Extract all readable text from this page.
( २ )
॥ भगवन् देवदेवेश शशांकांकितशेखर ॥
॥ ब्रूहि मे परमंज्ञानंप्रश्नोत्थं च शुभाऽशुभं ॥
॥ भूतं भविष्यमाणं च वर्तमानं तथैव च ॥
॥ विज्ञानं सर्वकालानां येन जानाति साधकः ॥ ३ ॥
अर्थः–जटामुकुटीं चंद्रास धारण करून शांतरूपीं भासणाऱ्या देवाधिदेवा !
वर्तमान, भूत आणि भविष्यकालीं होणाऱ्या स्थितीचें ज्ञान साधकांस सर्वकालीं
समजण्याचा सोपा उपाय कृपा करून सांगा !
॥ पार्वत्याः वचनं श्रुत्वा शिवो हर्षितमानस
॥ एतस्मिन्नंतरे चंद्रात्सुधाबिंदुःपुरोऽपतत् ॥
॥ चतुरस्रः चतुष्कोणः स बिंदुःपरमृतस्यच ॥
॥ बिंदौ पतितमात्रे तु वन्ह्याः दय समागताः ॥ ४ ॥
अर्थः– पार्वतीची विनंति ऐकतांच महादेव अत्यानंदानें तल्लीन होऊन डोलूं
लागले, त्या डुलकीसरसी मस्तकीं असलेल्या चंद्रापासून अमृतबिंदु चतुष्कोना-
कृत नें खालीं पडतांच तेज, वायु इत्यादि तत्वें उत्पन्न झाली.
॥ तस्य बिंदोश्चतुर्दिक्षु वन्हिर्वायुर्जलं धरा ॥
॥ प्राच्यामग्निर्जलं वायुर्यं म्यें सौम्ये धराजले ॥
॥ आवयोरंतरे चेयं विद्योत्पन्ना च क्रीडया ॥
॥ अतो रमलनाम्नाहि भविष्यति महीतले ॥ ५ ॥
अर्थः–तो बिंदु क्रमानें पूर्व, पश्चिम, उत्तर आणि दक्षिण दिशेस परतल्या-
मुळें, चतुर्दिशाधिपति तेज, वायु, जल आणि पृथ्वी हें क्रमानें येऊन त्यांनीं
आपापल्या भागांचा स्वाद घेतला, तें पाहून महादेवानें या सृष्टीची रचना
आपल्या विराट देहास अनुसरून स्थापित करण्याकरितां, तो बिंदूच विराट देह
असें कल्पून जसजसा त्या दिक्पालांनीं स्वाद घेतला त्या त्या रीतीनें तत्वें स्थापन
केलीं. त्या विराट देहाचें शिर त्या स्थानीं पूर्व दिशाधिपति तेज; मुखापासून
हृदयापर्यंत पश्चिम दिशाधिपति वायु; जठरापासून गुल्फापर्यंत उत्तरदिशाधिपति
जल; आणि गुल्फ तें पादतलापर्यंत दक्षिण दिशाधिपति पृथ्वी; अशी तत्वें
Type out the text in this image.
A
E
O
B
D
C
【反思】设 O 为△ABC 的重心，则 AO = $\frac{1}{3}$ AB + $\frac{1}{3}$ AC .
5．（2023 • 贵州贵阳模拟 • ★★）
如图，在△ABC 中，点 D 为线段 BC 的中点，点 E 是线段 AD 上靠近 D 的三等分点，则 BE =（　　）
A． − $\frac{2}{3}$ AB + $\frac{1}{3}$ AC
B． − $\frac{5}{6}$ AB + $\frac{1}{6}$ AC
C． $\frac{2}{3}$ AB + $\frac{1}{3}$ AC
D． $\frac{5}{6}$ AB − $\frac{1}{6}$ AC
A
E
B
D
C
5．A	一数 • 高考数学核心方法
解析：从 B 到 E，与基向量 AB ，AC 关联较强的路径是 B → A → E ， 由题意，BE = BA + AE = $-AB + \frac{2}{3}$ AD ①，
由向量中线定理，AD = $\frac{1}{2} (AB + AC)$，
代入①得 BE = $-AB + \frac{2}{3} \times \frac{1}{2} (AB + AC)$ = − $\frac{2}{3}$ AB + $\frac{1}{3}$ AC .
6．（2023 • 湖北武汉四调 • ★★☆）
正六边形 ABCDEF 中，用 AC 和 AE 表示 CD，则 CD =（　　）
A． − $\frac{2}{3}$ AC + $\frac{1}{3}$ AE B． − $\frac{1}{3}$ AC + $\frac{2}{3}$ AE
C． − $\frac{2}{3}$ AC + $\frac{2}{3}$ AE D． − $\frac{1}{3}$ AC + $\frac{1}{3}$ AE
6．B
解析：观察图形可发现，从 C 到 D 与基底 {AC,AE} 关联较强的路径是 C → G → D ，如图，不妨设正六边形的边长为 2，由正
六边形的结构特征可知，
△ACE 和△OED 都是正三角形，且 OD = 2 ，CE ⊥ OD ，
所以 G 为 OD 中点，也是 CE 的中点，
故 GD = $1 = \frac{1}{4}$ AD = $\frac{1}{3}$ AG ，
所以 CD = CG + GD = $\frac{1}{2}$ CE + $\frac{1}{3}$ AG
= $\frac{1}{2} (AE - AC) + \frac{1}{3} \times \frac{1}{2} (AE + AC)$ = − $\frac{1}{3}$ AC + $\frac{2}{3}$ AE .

▸ PROBLEM TO WORK ON: Find the count of lines in the data above where the string "this" occurs. Provide that number alone.

▸ RESULT OF THE TASK: 2